→ Dataset items:
--*--

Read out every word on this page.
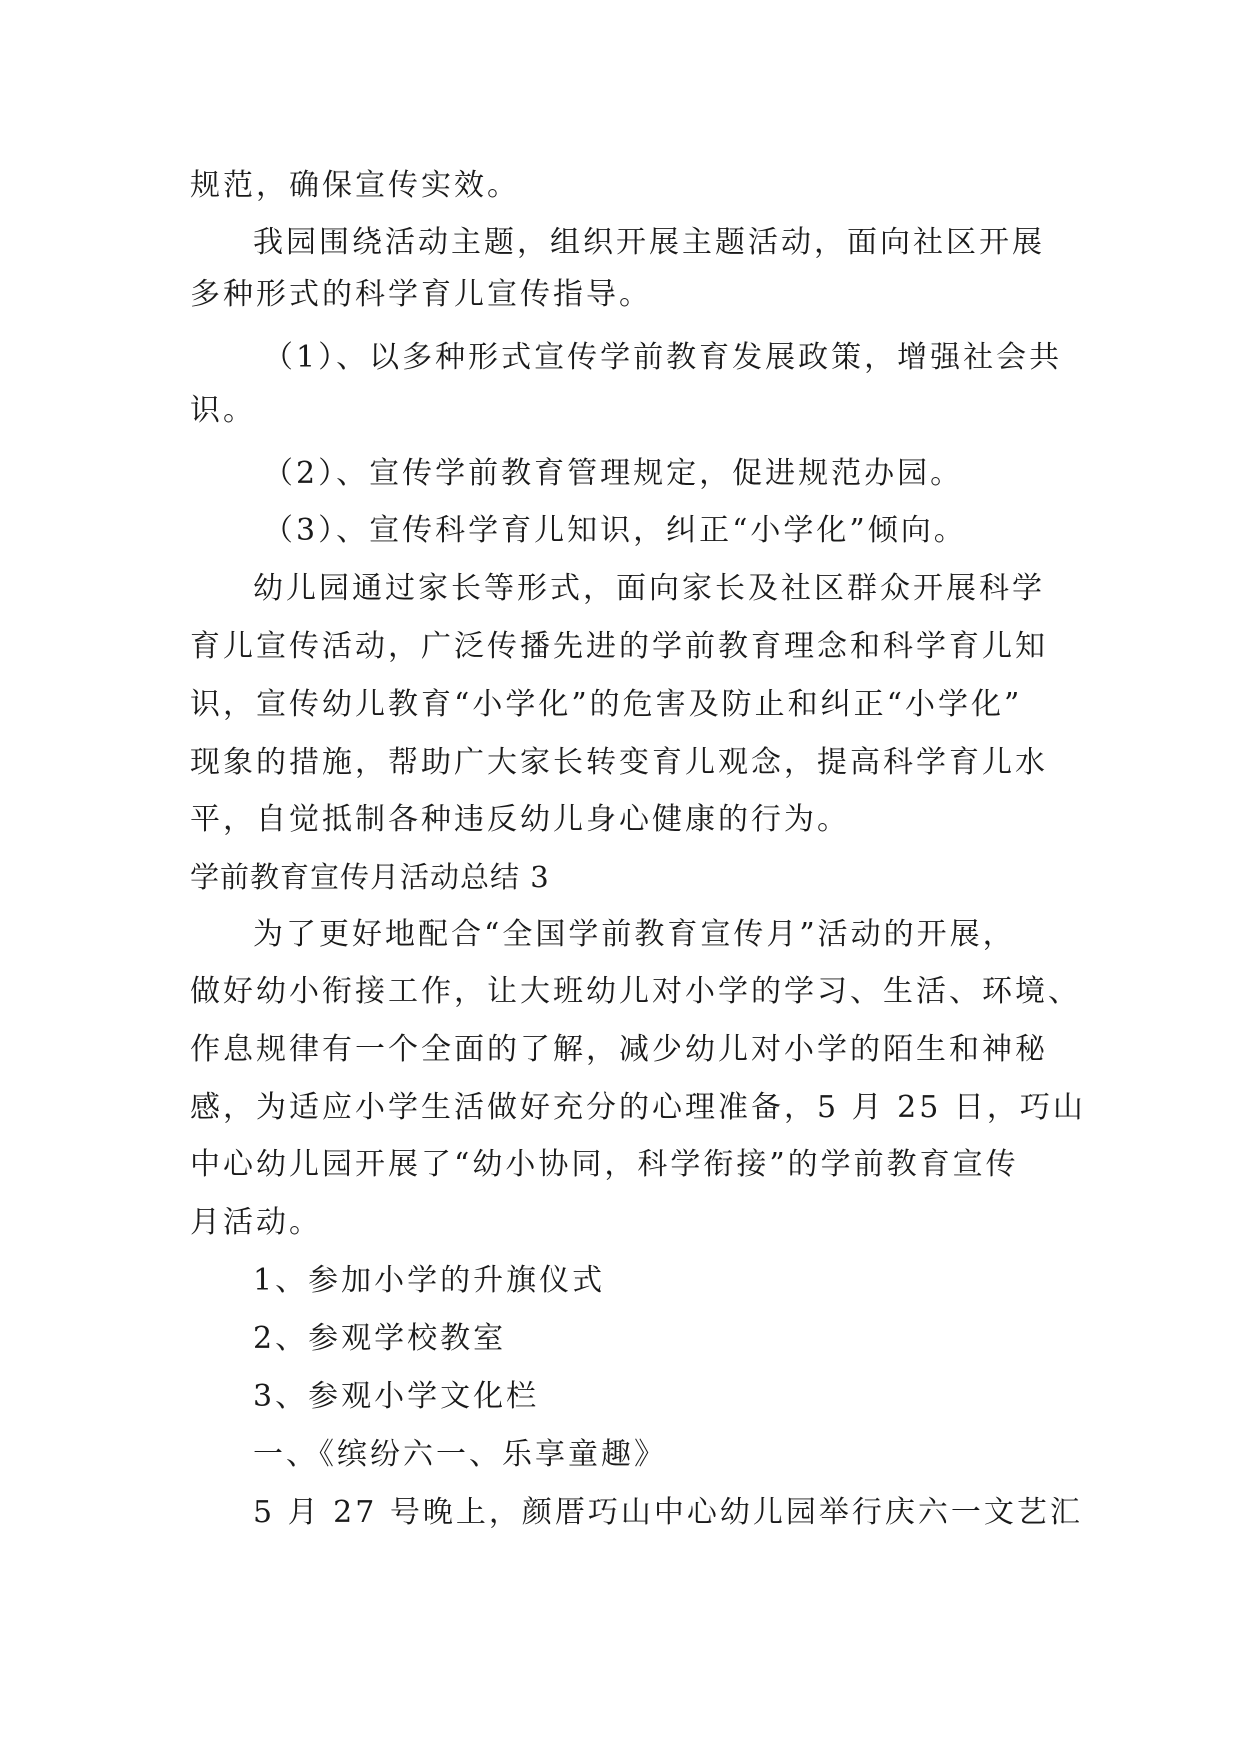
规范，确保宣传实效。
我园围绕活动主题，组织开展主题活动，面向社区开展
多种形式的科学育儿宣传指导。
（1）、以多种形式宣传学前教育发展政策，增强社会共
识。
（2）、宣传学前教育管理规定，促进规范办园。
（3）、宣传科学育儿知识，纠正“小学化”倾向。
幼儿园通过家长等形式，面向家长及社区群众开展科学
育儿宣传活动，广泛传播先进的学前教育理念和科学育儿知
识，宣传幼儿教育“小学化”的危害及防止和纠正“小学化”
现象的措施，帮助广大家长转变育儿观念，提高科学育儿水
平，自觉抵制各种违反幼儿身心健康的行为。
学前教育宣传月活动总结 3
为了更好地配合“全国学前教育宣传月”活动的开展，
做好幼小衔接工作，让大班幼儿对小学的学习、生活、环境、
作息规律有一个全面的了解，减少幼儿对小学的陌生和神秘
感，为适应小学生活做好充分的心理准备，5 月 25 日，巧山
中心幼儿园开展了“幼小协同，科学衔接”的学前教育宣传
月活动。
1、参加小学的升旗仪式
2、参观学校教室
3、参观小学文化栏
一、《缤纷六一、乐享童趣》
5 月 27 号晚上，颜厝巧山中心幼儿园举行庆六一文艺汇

--*--

→ Objective:
Write out the entries above word for word. Do not include the pictures.

→ Exercise answer:
Read out every word on this page.
规范，确保宣传实效。
我园围绕活动主题，组织开展主题活动，面向社区开展
多种形式的科学育儿宣传指导。
（1）、以多种形式宣传学前教育发展政策，增强社会共
识。
（2）、宣传学前教育管理规定，促进规范办园。
（3）、宣传科学育儿知识，纠正“小学化”倾向。
幼儿园通过家长等形式，面向家长及社区群众开展科学
育儿宣传活动，广泛传播先进的学前教育理念和科学育儿知
识，宣传幼儿教育“小学化”的危害及防止和纠正“小学化”
现象的措施，帮助广大家长转变育儿观念，提高科学育儿水
平，自觉抵制各种违反幼儿身心健康的行为。
学前教育宣传月活动总结 3
为了更好地配合“全国学前教育宣传月”活动的开展，
做好幼小衔接工作，让大班幼儿对小学的学习、生活、环境、
作息规律有一个全面的了解，减少幼儿对小学的陌生和神秘
感，为适应小学生活做好充分的心理准备，5 月 25 日，巧山
中心幼儿园开展了“幼小协同，科学衔接”的学前教育宣传
月活动。
1、参加小学的升旗仪式
2、参观学校教室
3、参观小学文化栏
一、《缤纷六一、乐享童趣》
5 月 27 号晚上，颜厝巧山中心幼儿园举行庆六一文艺汇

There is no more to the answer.